- _Data section_
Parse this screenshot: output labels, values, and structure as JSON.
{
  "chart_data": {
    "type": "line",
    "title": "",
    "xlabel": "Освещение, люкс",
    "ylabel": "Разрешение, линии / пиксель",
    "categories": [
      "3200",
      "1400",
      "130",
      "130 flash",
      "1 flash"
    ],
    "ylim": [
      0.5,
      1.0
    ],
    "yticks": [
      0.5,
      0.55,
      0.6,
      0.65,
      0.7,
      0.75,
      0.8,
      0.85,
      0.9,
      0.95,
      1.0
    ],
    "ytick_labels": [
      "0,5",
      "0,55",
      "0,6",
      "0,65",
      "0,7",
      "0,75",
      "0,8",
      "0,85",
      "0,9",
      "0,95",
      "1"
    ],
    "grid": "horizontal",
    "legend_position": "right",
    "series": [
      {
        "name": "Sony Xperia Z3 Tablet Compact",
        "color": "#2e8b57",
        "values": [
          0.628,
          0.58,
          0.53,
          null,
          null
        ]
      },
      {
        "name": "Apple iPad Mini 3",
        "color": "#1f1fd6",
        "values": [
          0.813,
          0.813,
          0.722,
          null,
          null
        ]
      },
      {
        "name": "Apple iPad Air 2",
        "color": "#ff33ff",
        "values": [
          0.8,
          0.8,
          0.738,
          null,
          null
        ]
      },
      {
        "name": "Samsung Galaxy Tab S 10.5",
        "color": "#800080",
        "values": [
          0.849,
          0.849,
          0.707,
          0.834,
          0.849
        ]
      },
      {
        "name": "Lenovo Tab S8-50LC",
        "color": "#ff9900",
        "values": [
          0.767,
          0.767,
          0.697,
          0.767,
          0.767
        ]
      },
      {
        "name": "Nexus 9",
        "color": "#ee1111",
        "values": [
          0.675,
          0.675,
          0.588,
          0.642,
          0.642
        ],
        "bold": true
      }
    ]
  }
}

- _Task prompt_
Repeat each of the entries above precisely as given.

- _Solution to the problem_
Parse this screenshot: output labels, values, and structure as JSON.
{
  "chart_data": {
    "type": "line",
    "title": "",
    "xlabel": "Освещение, люкс",
    "ylabel": "Разрешение, линии / пиксель",
    "categories": [
      "3200",
      "1400",
      "130",
      "130 flash",
      "1 flash"
    ],
    "ylim": [
      0.5,
      1.0
    ],
    "yticks": [
      0.5,
      0.55,
      0.6,
      0.65,
      0.7,
      0.75,
      0.8,
      0.85,
      0.9,
      0.95,
      1.0
    ],
    "ytick_labels": [
      "0,5",
      "0,55",
      "0,6",
      "0,65",
      "0,7",
      "0,75",
      "0,8",
      "0,85",
      "0,9",
      "0,95",
      "1"
    ],
    "grid": "horizontal",
    "legend_position": "right",
    "series": [
      {
        "name": "Sony Xperia Z3 Tablet Compact",
        "color": "#2e8b57",
        "values": [
          0.628,
          0.58,
          0.53,
          null,
          null
        ]
      },
      {
        "name": "Apple iPad Mini 3",
        "color": "#1f1fd6",
        "values": [
          0.813,
          0.813,
          0.722,
          null,
          null
        ]
      },
      {
        "name": "Apple iPad Air 2",
        "color": "#ff33ff",
        "values": [
          0.8,
          0.8,
          0.738,
          null,
          null
        ]
      },
      {
        "name": "Samsung Galaxy Tab S 10.5",
        "color": "#800080",
        "values": [
          0.849,
          0.849,
          0.707,
          0.834,
          0.849
        ]
      },
      {
        "name": "Lenovo Tab S8-50LC",
        "color": "#ff9900",
        "values": [
          0.767,
          0.767,
          0.697,
          0.767,
          0.767
        ]
      },
      {
        "name": "Nexus 9",
        "color": "#ee1111",
        "values": [
          0.675,
          0.675,
          0.588,
          0.642,
          0.642
        ],
        "bold": true
      }
    ]
  }
}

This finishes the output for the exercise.